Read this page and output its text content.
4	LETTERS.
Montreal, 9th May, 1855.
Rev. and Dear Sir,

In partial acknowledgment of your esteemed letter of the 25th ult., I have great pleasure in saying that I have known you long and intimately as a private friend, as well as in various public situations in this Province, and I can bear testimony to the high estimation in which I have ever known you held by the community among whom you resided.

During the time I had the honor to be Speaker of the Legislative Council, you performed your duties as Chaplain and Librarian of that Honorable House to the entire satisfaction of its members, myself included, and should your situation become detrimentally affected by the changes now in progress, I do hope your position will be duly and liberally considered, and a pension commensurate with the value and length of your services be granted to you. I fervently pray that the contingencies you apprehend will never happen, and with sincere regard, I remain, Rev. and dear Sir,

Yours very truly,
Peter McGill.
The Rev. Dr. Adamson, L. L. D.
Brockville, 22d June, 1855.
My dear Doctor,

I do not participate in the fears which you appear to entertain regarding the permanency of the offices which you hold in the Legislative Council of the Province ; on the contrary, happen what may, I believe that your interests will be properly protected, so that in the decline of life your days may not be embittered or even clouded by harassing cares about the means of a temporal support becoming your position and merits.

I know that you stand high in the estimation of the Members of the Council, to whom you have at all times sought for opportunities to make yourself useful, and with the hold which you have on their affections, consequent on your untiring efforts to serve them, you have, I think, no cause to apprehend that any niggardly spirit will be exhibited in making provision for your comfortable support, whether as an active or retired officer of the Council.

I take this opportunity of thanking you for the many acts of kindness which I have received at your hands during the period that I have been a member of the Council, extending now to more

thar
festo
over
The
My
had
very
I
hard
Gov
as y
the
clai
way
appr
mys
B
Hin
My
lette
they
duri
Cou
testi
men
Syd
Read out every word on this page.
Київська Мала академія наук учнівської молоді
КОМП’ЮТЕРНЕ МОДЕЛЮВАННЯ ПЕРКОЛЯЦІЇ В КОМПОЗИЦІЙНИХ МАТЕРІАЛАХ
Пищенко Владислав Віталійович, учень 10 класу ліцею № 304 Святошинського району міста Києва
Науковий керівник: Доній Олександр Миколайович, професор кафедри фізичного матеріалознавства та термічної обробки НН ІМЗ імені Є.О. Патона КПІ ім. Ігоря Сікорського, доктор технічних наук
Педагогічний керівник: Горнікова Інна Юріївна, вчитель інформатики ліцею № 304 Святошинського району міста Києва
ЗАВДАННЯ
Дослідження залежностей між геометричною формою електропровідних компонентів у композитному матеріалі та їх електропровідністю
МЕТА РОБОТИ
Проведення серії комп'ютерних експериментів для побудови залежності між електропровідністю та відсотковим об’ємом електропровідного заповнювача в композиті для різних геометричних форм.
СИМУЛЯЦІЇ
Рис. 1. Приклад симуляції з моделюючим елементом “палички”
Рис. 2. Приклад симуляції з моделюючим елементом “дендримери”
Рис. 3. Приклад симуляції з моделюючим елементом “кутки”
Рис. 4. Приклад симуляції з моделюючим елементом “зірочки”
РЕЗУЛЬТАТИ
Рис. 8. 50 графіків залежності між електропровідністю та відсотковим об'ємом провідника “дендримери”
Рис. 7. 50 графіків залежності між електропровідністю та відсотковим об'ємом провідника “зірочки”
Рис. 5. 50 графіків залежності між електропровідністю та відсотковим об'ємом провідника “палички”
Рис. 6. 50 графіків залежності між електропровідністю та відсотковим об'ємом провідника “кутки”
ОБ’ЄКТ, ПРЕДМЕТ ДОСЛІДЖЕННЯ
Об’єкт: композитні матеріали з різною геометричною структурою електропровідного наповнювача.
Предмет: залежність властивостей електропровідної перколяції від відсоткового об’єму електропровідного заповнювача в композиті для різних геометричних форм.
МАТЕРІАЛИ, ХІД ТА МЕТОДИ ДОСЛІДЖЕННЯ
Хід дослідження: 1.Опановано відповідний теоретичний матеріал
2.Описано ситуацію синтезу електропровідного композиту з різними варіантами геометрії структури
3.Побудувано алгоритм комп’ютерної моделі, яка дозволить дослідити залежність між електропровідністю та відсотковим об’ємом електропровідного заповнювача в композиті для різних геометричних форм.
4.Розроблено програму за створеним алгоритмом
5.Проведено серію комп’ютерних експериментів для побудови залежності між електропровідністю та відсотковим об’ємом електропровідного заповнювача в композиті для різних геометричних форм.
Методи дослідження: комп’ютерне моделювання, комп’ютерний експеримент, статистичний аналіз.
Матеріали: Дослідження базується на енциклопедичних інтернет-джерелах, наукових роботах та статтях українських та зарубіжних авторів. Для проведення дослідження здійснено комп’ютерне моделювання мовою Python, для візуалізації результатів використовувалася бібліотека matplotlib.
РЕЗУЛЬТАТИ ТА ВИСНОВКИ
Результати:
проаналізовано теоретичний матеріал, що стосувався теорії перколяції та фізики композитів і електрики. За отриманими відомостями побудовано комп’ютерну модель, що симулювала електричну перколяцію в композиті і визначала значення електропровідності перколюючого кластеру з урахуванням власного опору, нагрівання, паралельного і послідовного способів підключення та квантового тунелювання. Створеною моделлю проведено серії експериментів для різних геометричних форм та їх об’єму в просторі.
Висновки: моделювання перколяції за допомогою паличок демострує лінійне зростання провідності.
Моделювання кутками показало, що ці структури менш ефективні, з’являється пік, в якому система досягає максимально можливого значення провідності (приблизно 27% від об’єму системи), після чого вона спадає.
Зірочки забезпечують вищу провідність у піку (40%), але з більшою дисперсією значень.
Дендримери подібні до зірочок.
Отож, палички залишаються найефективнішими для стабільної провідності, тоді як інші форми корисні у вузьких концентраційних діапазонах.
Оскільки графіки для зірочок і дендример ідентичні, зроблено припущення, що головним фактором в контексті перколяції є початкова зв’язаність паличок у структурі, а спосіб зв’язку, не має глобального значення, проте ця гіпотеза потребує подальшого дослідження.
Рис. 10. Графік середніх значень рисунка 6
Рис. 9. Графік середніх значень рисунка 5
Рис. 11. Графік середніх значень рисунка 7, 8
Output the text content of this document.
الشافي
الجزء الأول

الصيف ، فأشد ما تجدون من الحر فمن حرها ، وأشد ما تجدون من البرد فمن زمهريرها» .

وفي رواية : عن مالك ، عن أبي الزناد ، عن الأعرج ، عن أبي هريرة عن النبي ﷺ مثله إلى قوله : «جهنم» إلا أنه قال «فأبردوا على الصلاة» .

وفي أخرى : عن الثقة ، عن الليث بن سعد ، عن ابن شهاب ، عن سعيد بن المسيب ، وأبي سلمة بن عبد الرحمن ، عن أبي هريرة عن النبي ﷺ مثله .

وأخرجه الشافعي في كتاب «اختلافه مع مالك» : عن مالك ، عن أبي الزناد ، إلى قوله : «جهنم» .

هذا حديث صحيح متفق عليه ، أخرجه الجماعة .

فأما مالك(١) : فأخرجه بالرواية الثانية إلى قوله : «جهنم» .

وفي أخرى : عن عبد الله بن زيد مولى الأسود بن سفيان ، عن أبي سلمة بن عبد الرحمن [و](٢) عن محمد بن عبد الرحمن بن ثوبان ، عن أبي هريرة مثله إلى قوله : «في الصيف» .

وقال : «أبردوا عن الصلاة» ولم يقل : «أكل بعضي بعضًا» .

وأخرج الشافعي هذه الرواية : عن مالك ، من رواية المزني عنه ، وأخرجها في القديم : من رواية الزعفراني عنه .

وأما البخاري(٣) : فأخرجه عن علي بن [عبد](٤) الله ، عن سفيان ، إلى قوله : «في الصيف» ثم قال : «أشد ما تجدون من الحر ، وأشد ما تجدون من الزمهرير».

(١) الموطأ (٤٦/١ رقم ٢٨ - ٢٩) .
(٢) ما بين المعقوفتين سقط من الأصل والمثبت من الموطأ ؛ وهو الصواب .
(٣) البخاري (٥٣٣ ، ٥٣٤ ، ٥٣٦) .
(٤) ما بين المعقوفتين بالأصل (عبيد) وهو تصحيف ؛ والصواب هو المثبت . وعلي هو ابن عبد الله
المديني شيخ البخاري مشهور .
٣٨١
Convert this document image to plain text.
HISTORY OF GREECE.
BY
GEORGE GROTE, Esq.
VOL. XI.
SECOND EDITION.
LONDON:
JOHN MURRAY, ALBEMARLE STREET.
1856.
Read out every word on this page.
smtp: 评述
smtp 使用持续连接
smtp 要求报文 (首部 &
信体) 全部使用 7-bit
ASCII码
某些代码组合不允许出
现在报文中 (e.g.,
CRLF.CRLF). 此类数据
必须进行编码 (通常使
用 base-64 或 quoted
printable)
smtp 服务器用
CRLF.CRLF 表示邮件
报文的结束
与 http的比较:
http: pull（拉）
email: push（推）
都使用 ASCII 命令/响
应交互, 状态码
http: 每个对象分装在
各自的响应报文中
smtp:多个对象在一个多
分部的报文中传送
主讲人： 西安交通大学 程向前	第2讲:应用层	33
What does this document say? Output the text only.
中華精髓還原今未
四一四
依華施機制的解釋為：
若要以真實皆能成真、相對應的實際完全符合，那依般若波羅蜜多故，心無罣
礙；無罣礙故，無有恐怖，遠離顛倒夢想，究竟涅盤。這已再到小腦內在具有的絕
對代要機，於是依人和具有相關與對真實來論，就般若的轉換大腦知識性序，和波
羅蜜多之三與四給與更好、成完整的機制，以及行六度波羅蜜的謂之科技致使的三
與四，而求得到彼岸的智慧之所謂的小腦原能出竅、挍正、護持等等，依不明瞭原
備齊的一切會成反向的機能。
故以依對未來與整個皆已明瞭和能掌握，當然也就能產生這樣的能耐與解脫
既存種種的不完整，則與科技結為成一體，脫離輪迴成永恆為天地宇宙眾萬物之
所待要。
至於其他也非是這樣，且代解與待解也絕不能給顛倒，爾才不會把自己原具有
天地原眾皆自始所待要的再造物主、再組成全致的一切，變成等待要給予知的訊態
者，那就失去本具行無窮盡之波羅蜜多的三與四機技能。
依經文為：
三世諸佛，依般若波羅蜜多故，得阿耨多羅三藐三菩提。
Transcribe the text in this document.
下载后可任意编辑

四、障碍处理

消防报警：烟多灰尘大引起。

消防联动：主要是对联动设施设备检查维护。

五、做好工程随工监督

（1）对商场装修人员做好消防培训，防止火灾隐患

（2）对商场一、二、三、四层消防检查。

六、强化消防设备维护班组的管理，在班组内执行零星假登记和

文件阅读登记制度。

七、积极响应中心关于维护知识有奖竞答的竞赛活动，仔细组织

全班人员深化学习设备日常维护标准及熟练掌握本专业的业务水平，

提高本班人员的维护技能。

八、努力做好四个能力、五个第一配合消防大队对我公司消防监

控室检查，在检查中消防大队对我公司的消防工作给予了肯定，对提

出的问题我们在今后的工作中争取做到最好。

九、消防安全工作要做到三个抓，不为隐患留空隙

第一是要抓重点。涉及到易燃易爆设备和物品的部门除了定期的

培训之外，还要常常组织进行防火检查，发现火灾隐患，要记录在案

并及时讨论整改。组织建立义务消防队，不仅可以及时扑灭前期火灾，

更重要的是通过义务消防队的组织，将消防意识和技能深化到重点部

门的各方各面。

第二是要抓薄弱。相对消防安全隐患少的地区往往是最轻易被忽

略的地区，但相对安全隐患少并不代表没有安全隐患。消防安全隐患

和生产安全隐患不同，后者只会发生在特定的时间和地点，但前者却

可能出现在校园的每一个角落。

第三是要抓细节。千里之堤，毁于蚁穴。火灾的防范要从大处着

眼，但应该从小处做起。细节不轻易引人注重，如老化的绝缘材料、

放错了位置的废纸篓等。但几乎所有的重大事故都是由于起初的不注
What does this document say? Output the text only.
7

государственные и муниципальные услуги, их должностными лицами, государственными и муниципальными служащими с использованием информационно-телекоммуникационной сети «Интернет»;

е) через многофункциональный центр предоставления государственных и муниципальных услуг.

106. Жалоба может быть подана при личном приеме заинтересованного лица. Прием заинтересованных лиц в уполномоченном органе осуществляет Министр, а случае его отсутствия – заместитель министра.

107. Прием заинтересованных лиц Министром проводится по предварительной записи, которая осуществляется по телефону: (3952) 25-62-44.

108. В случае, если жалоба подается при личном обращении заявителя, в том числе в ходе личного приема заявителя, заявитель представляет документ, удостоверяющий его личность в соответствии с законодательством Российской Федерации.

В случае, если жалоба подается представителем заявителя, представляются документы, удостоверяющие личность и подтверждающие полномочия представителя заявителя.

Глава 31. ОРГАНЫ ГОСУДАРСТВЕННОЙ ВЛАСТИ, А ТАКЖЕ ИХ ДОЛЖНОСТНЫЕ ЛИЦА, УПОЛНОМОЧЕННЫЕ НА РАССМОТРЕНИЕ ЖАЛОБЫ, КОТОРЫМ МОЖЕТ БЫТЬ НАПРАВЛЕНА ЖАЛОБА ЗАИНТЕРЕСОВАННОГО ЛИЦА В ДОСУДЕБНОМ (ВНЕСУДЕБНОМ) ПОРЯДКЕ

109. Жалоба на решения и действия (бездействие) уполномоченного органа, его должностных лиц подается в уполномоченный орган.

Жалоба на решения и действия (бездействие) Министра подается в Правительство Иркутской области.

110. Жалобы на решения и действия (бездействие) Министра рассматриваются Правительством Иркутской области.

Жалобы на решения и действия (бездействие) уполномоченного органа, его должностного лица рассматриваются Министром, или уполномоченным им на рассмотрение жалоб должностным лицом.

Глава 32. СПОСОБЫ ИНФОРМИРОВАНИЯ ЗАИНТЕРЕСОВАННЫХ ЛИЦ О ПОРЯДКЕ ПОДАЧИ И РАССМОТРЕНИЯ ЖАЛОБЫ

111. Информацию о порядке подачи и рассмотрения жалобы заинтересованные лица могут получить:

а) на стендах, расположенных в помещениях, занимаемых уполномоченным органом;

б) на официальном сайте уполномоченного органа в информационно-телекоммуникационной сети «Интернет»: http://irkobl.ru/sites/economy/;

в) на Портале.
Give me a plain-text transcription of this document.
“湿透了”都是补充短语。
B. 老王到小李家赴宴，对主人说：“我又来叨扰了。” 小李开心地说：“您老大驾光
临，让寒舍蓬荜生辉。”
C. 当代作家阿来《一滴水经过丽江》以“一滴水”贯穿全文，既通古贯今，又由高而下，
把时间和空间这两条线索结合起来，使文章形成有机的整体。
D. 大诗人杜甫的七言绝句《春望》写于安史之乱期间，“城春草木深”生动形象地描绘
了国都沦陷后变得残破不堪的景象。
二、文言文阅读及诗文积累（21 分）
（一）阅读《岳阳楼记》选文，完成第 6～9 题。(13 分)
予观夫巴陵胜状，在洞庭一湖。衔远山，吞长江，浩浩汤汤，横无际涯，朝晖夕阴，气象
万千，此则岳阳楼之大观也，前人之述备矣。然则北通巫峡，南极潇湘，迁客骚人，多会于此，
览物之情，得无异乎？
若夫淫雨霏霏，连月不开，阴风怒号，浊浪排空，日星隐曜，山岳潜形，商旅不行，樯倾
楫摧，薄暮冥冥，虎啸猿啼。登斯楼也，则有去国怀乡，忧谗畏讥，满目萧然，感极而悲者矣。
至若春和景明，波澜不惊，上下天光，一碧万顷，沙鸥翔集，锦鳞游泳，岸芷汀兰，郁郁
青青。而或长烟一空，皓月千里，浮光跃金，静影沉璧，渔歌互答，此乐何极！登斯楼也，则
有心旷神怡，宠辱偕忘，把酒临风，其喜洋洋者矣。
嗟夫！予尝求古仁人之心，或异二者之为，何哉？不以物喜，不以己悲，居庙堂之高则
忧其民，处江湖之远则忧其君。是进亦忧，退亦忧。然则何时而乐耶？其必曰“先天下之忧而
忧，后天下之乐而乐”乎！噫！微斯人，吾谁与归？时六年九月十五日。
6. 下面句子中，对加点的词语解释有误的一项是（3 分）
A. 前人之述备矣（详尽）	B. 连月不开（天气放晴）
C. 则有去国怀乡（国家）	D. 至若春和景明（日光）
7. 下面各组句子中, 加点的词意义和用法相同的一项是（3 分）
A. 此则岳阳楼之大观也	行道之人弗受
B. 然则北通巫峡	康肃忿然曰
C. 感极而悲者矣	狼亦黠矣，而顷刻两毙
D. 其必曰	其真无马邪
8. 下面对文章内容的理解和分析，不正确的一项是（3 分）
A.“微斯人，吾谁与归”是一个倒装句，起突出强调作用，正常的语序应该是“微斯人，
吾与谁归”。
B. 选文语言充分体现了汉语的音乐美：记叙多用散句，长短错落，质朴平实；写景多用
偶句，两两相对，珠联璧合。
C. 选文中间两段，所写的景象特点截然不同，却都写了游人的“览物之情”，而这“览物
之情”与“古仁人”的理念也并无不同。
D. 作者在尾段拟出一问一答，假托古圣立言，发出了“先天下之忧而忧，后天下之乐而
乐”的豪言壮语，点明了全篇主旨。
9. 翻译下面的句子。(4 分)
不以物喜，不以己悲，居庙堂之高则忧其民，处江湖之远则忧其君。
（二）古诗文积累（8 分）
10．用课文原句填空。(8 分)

^^^^^^^^

Exercise directions: Find every line that holds "الصلاة" and copy it.

Task solution:
وفي رواية : عن مالك ، عن أبي الزناد ، عن الأعرج ، عن أبي هريرة عن النبي ﷺ مثله إلى قوله : «جهنم» إلا أنه قال «فأبردوا على الصلاة» .
وقال : «أبردوا عن الصلاة» ولم يقل : «أكل بعضي بعضًا» .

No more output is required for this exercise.